#### Supplied records:
+---+
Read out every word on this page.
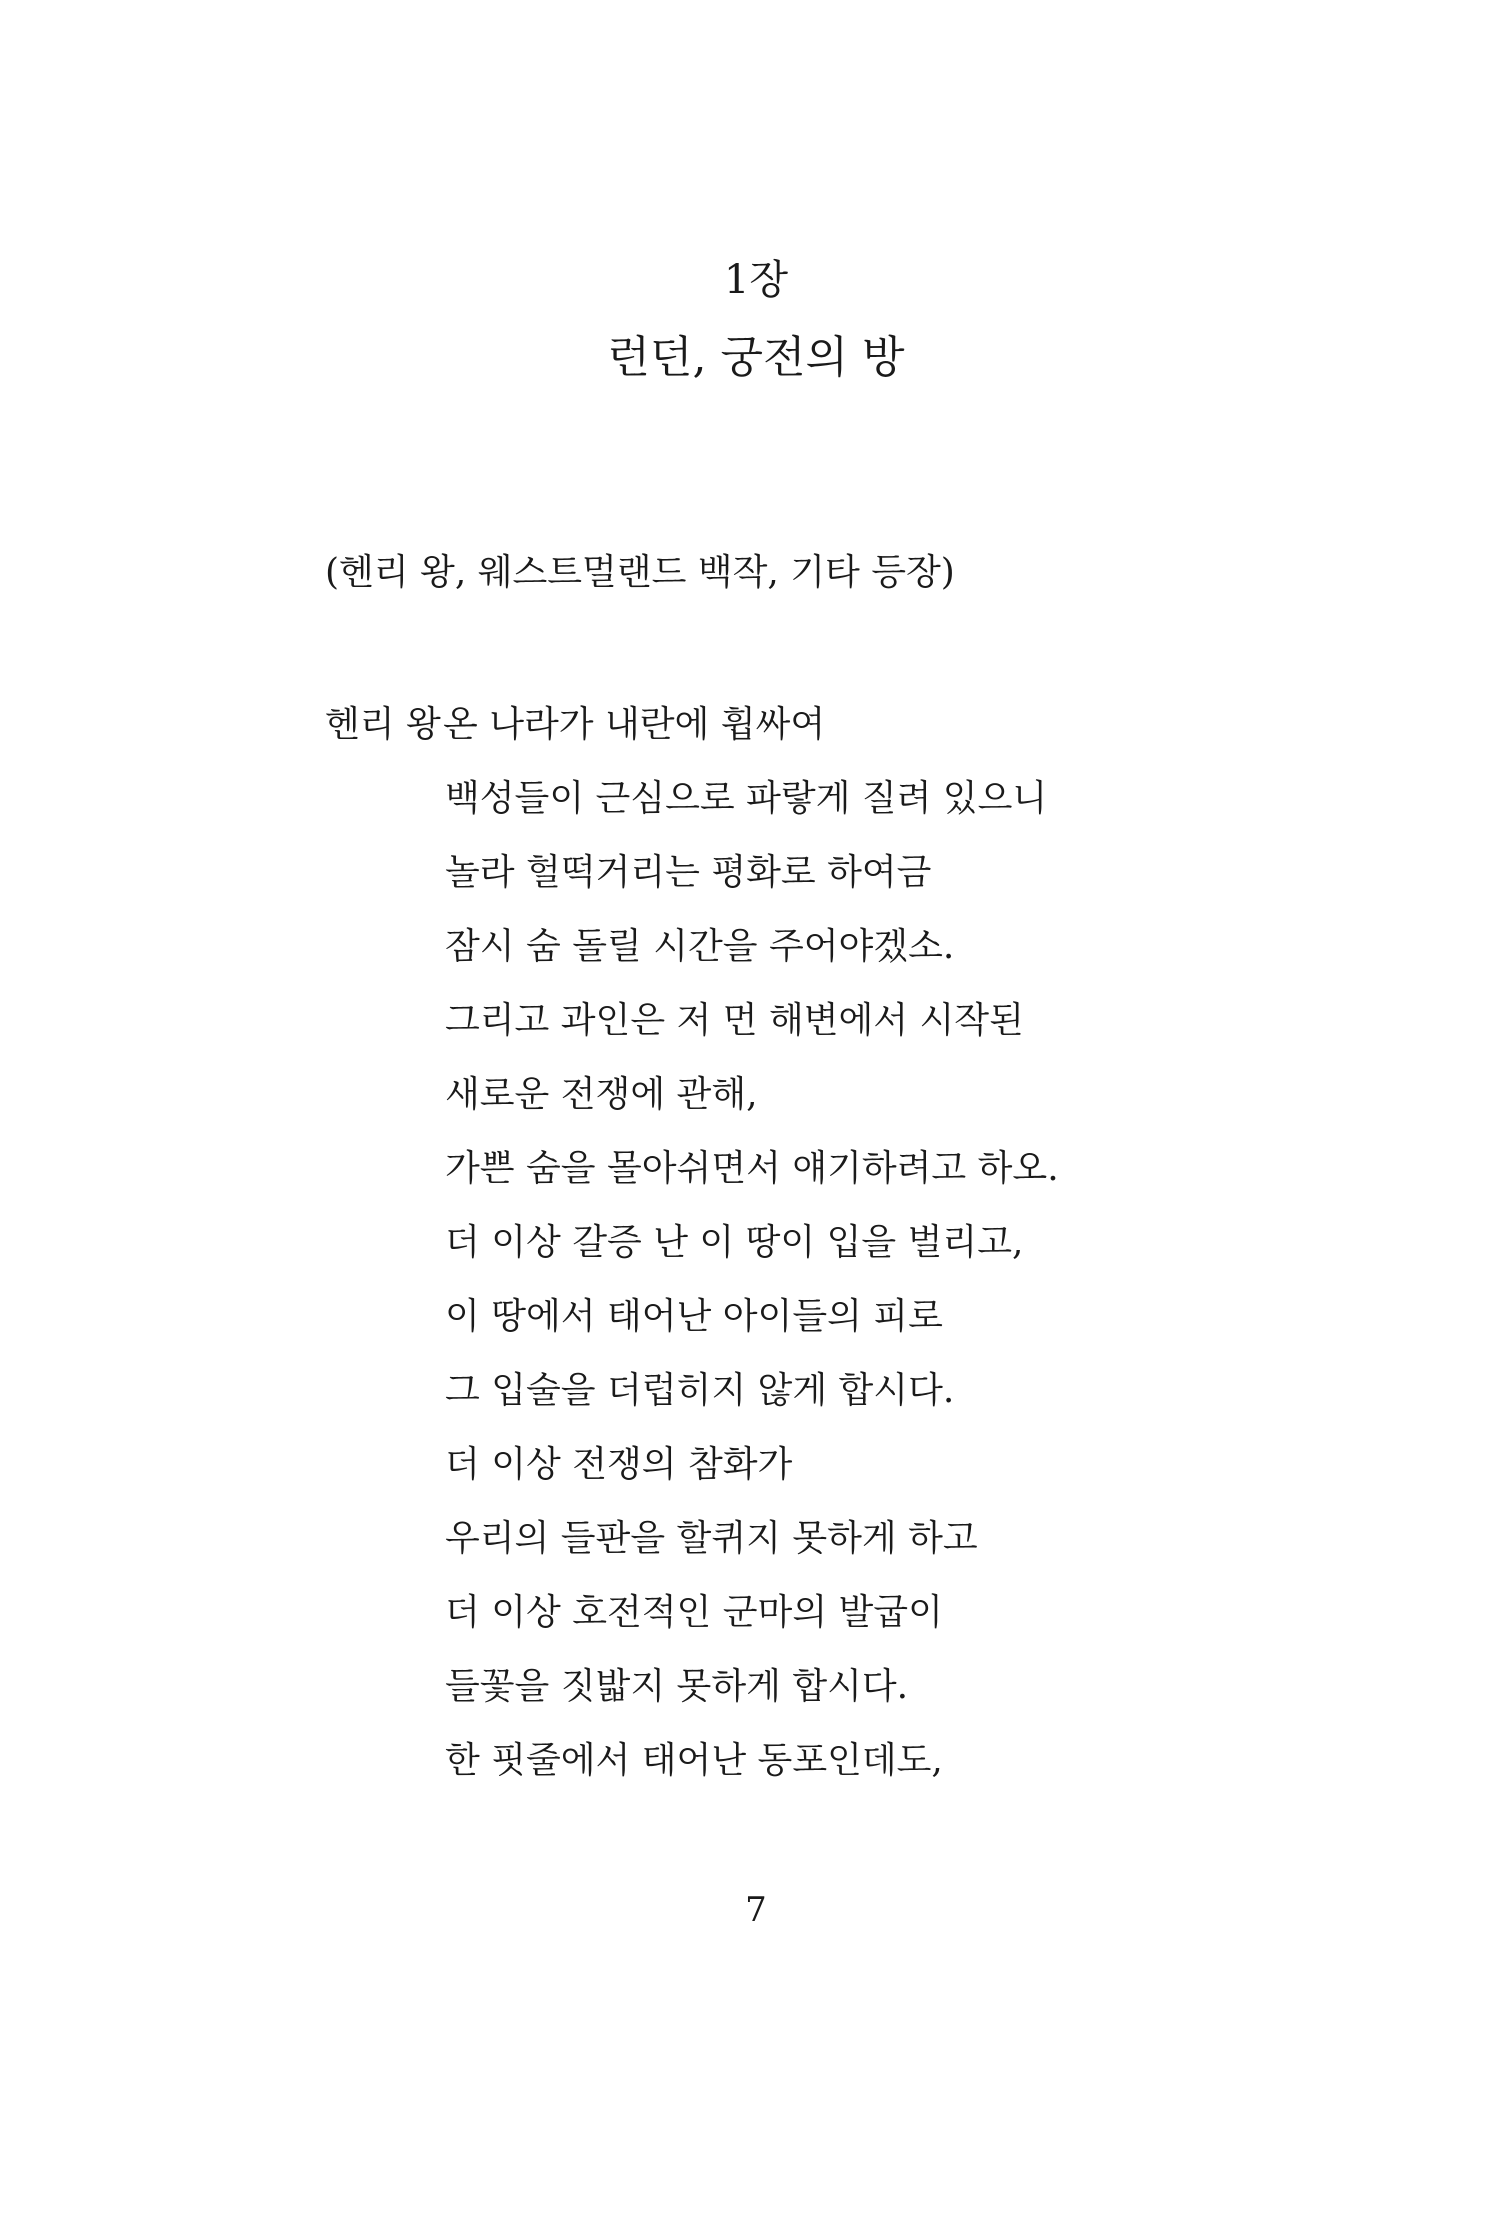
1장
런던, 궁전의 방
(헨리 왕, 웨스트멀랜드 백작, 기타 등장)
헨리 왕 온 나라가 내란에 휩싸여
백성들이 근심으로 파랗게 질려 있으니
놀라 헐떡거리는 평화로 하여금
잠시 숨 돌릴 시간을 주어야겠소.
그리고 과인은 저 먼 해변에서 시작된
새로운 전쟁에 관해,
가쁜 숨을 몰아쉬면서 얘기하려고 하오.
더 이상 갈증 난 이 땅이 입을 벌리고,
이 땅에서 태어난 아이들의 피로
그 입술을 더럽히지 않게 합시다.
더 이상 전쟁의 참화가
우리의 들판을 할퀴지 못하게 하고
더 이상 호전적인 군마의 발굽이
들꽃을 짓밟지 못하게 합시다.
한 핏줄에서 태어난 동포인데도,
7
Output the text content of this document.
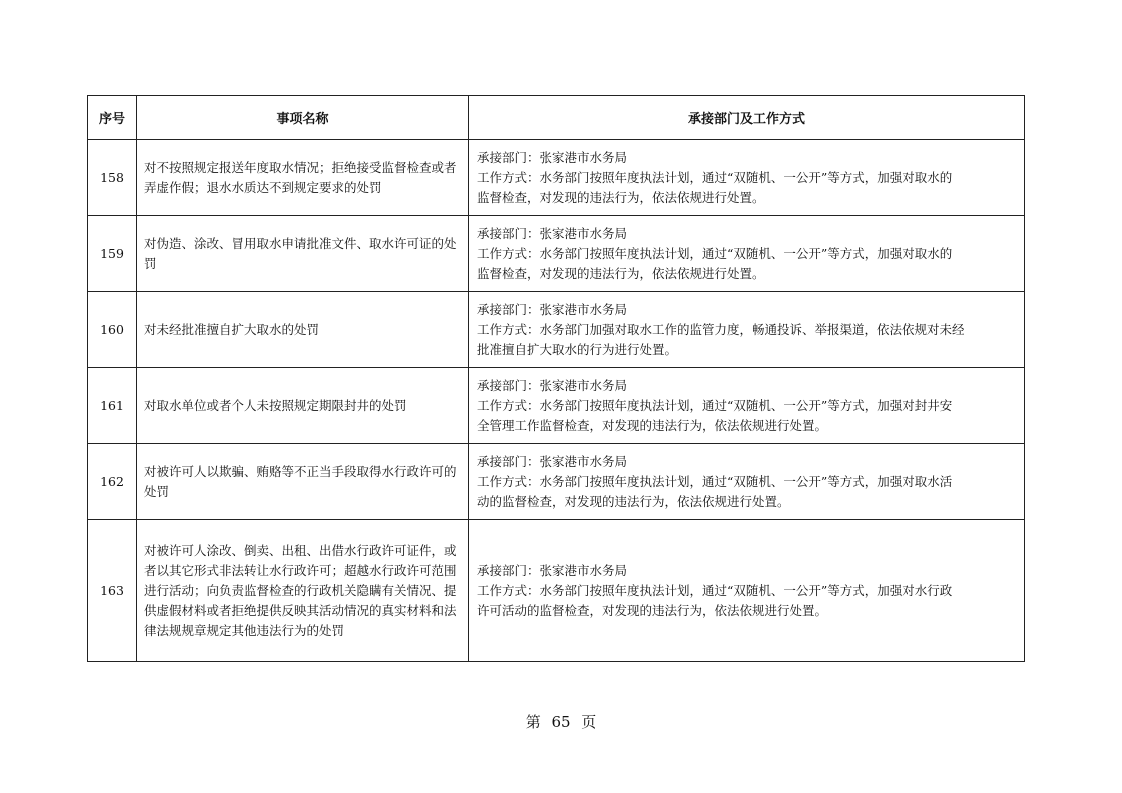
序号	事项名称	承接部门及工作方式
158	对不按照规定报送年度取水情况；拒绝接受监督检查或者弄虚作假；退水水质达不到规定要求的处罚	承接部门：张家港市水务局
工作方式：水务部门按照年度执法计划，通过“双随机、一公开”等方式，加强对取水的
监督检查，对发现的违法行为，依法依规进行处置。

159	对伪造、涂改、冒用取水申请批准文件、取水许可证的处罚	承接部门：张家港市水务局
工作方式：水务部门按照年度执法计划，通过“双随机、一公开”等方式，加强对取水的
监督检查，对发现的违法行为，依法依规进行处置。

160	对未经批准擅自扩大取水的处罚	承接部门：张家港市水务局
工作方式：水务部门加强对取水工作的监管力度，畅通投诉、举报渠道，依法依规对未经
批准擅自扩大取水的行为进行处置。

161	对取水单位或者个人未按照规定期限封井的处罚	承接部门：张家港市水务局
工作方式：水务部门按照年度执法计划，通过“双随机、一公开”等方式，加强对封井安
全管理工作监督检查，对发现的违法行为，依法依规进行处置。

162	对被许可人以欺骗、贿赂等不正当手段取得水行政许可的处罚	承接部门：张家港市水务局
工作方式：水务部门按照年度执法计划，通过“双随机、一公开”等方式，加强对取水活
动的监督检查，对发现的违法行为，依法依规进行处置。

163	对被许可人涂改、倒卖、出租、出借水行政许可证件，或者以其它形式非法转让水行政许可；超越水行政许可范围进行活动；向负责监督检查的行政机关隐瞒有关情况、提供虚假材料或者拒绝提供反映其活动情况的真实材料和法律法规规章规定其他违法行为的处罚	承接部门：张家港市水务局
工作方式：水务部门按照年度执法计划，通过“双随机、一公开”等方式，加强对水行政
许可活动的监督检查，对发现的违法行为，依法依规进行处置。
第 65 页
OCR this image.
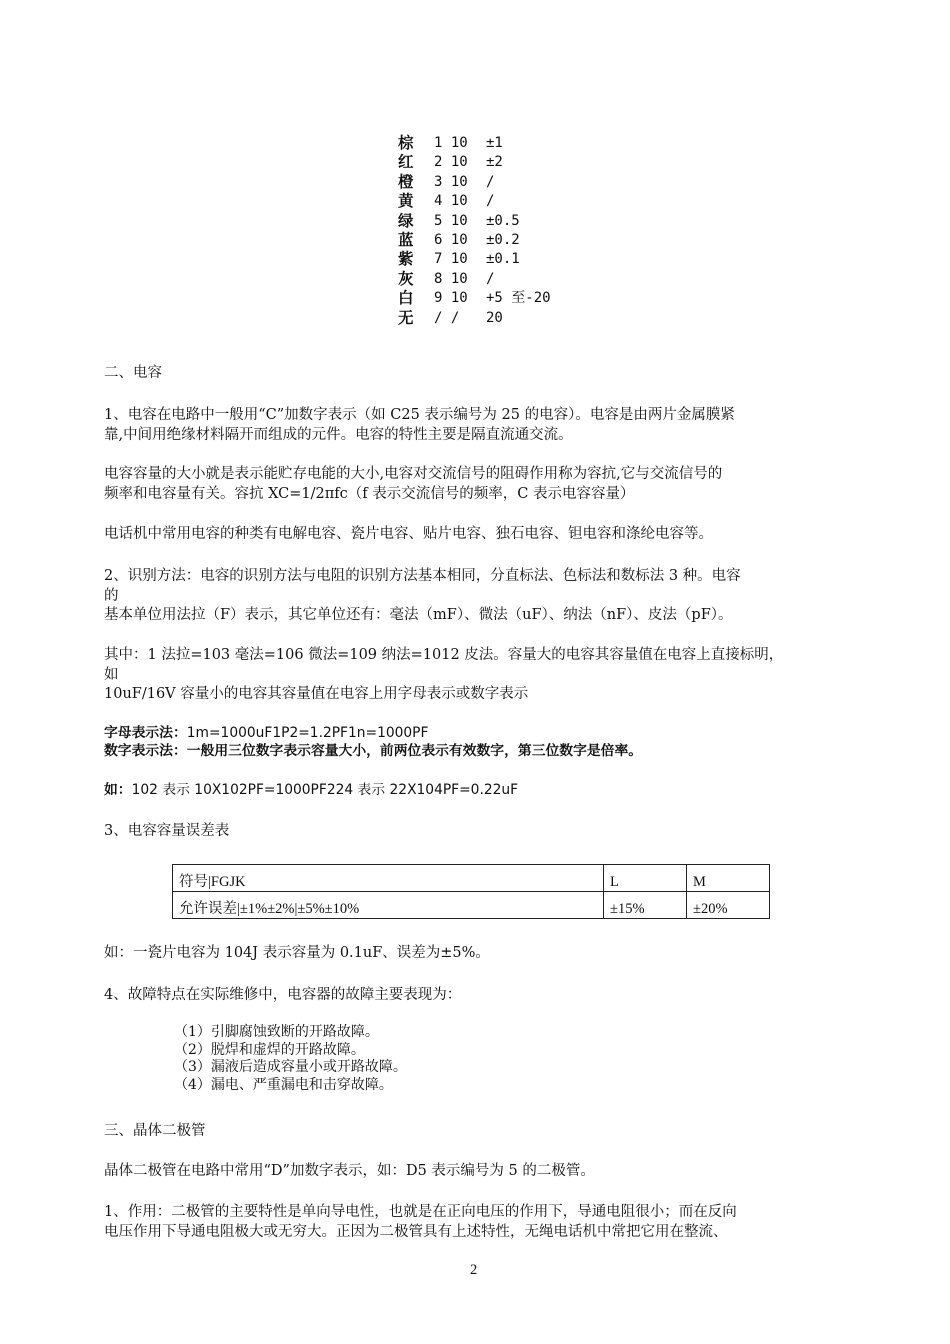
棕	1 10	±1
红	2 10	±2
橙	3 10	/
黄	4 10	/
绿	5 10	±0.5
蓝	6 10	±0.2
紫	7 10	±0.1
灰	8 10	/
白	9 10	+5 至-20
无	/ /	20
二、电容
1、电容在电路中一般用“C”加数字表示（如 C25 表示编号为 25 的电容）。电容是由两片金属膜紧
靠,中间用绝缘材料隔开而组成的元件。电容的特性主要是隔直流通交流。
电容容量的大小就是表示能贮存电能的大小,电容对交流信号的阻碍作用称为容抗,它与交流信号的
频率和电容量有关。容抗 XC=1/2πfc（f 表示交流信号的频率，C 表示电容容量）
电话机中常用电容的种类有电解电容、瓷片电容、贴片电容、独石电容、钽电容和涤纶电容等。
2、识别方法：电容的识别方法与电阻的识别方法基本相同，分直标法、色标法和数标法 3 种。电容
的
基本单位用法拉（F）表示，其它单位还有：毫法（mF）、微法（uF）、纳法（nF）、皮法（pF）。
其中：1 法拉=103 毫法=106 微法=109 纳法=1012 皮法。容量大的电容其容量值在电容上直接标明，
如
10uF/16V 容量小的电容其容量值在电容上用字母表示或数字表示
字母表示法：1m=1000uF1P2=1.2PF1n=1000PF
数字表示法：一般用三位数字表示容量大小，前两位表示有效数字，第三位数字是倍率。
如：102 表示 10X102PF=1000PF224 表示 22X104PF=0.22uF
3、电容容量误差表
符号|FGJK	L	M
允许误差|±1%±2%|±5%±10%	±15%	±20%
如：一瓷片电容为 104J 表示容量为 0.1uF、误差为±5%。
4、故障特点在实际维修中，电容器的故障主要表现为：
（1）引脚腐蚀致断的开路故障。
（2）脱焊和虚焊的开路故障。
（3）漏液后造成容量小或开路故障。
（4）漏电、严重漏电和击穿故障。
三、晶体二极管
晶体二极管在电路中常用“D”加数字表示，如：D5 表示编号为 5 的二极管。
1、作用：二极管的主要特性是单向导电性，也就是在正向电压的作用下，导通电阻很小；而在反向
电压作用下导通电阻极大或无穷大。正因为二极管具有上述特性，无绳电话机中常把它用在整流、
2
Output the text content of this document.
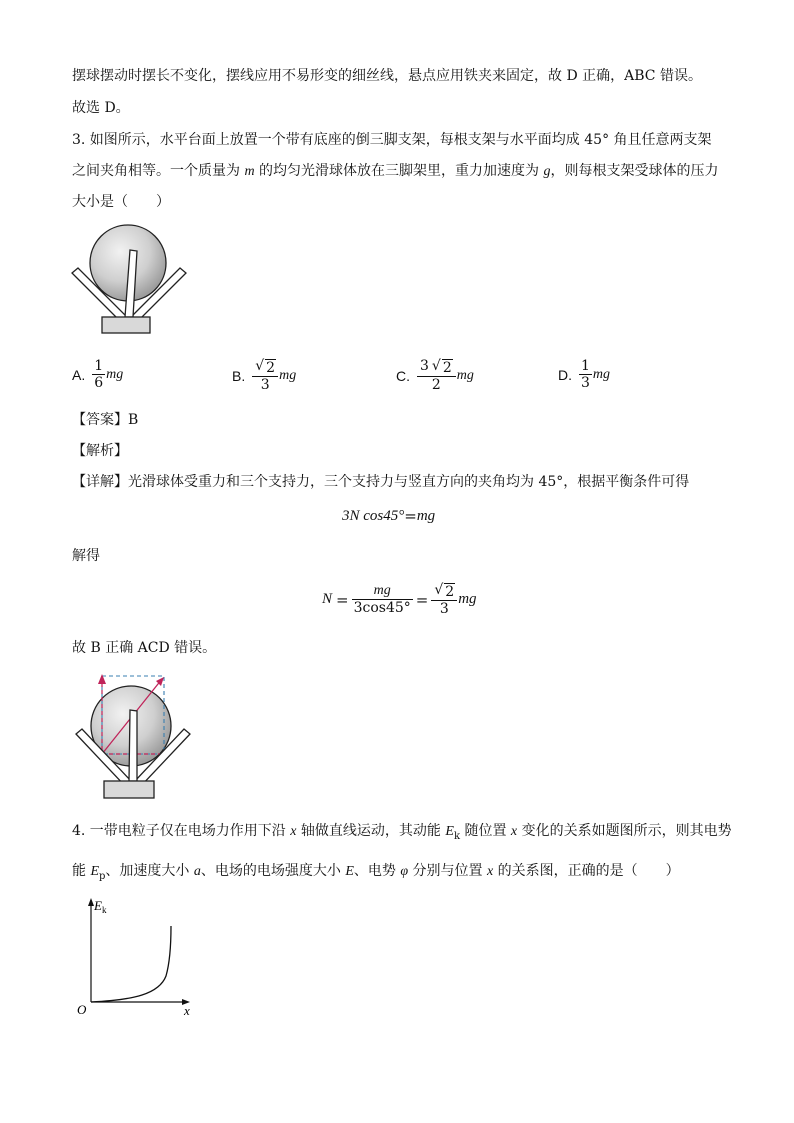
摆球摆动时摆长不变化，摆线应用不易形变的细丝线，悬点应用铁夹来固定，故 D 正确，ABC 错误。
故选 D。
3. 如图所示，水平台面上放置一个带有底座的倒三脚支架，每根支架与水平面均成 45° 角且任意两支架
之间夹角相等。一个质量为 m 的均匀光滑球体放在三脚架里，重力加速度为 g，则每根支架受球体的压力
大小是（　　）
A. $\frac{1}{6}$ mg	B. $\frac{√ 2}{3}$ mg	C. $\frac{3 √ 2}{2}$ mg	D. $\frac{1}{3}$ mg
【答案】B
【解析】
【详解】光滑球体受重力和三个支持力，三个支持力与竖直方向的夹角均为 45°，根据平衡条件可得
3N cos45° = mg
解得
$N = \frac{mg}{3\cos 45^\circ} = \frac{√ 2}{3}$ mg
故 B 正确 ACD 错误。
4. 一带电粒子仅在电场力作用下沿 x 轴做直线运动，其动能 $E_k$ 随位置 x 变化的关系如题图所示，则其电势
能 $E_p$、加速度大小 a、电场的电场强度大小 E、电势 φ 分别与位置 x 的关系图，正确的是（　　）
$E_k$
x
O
+---+
#### Objective:
Repeat each entry above word for word, leaving every picture out.

#### Result of this task:
Read out every word on this page.
1장
런던, 궁전의 방
(헨리 왕, 웨스트멀랜드 백작, 기타 등장)
헨리 왕 온 나라가 내란에 휩싸여
백성들이 근심으로 파랗게 질려 있으니
놀라 헐떡거리는 평화로 하여금
잠시 숨 돌릴 시간을 주어야겠소.
그리고 과인은 저 먼 해변에서 시작된
새로운 전쟁에 관해,
가쁜 숨을 몰아쉬면서 얘기하려고 하오.
더 이상 갈증 난 이 땅이 입을 벌리고,
이 땅에서 태어난 아이들의 피로
그 입술을 더럽히지 않게 합시다.
더 이상 전쟁의 참화가
우리의 들판을 할퀴지 못하게 하고
더 이상 호전적인 군마의 발굽이
들꽃을 짓밟지 못하게 합시다.
한 핏줄에서 태어난 동포인데도,
7
Output the text content of this document.
序号	事项名称	承接部门及工作方式
158	对不按照规定报送年度取水情况；拒绝接受监督检查或者弄虚作假；退水水质达不到规定要求的处罚	承接部门：张家港市水务局
工作方式：水务部门按照年度执法计划，通过“双随机、一公开”等方式，加强对取水的
监督检查，对发现的违法行为，依法依规进行处置。

159	对伪造、涂改、冒用取水申请批准文件、取水许可证的处罚	承接部门：张家港市水务局
工作方式：水务部门按照年度执法计划，通过“双随机、一公开”等方式，加强对取水的
监督检查，对发现的违法行为，依法依规进行处置。

160	对未经批准擅自扩大取水的处罚	承接部门：张家港市水务局
工作方式：水务部门加强对取水工作的监管力度，畅通投诉、举报渠道，依法依规对未经
批准擅自扩大取水的行为进行处置。

161	对取水单位或者个人未按照规定期限封井的处罚	承接部门：张家港市水务局
工作方式：水务部门按照年度执法计划，通过“双随机、一公开”等方式，加强对封井安
全管理工作监督检查，对发现的违法行为，依法依规进行处置。

162	对被许可人以欺骗、贿赂等不正当手段取得水行政许可的处罚	承接部门：张家港市水务局
工作方式：水务部门按照年度执法计划，通过“双随机、一公开”等方式，加强对取水活
动的监督检查，对发现的违法行为，依法依规进行处置。

163	对被许可人涂改、倒卖、出租、出借水行政许可证件，或者以其它形式非法转让水行政许可；超越水行政许可范围进行活动；向负责监督检查的行政机关隐瞒有关情况、提供虚假材料或者拒绝提供反映其活动情况的真实材料和法律法规规章规定其他违法行为的处罚	承接部门：张家港市水务局
工作方式：水务部门按照年度执法计划，通过“双随机、一公开”等方式，加强对水行政
许可活动的监督检查，对发现的违法行为，依法依规进行处置。
第 65 页
OCR this image.
棕	1 10	±1
红	2 10	±2
橙	3 10	/
黄	4 10	/
绿	5 10	±0.5
蓝	6 10	±0.2
紫	7 10	±0.1
灰	8 10	/
白	9 10	+5 至-20
无	/ /	20
二、电容
1、电容在电路中一般用“C”加数字表示（如 C25 表示编号为 25 的电容）。电容是由两片金属膜紧
靠,中间用绝缘材料隔开而组成的元件。电容的特性主要是隔直流通交流。
电容容量的大小就是表示能贮存电能的大小,电容对交流信号的阻碍作用称为容抗,它与交流信号的
频率和电容量有关。容抗 XC=1/2πfc（f 表示交流信号的频率，C 表示电容容量）
电话机中常用电容的种类有电解电容、瓷片电容、贴片电容、独石电容、钽电容和涤纶电容等。
2、识别方法：电容的识别方法与电阻的识别方法基本相同，分直标法、色标法和数标法 3 种。电容
的
基本单位用法拉（F）表示，其它单位还有：毫法（mF）、微法（uF）、纳法（nF）、皮法（pF）。
其中：1 法拉=103 毫法=106 微法=109 纳法=1012 皮法。容量大的电容其容量值在电容上直接标明，
如
10uF/16V 容量小的电容其容量值在电容上用字母表示或数字表示
字母表示法：1m=1000uF1P2=1.2PF1n=1000PF
数字表示法：一般用三位数字表示容量大小，前两位表示有效数字，第三位数字是倍率。
如：102 表示 10X102PF=1000PF224 表示 22X104PF=0.22uF
3、电容容量误差表
符号|FGJK	L	M
允许误差|±1%±2%|±5%±10%	±15%	±20%
如：一瓷片电容为 104J 表示容量为 0.1uF、误差为±5%。
4、故障特点在实际维修中，电容器的故障主要表现为：
（1）引脚腐蚀致断的开路故障。
（2）脱焊和虚焊的开路故障。
（3）漏液后造成容量小或开路故障。
（4）漏电、严重漏电和击穿故障。
三、晶体二极管
晶体二极管在电路中常用“D”加数字表示，如：D5 表示编号为 5 的二极管。
1、作用：二极管的主要特性是单向导电性，也就是在正向电压的作用下，导通电阻很小；而在反向
电压作用下导通电阻极大或无穷大。正因为二极管具有上述特性，无绳电话机中常把它用在整流、
2
Output the text content of this document.
摆球摆动时摆长不变化，摆线应用不易形变的细丝线，悬点应用铁夹来固定，故 D 正确，ABC 错误。
故选 D。
3. 如图所示，水平台面上放置一个带有底座的倒三脚支架，每根支架与水平面均成 45° 角且任意两支架
之间夹角相等。一个质量为 m 的均匀光滑球体放在三脚架里，重力加速度为 g，则每根支架受球体的压力
大小是（　　）
A. $\frac{1}{6}$ mg	B. $\frac{√ 2}{3}$ mg	C. $\frac{3 √ 2}{2}$ mg	D. $\frac{1}{3}$ mg
【答案】B
【解析】
【详解】光滑球体受重力和三个支持力，三个支持力与竖直方向的夹角均为 45°，根据平衡条件可得
3N cos45° = mg
解得
$N = \frac{mg}{3\cos 45^\circ} = \frac{√ 2}{3}$ mg
故 B 正确 ACD 错误。
4. 一带电粒子仅在电场力作用下沿 x 轴做直线运动，其动能 $E_k$ 随位置 x 变化的关系如题图所示，则其电势
能 $E_p$、加速度大小 a、电场的电场强度大小 E、电势 φ 分别与位置 x 的关系图，正确的是（　　）
$E_k$
x
O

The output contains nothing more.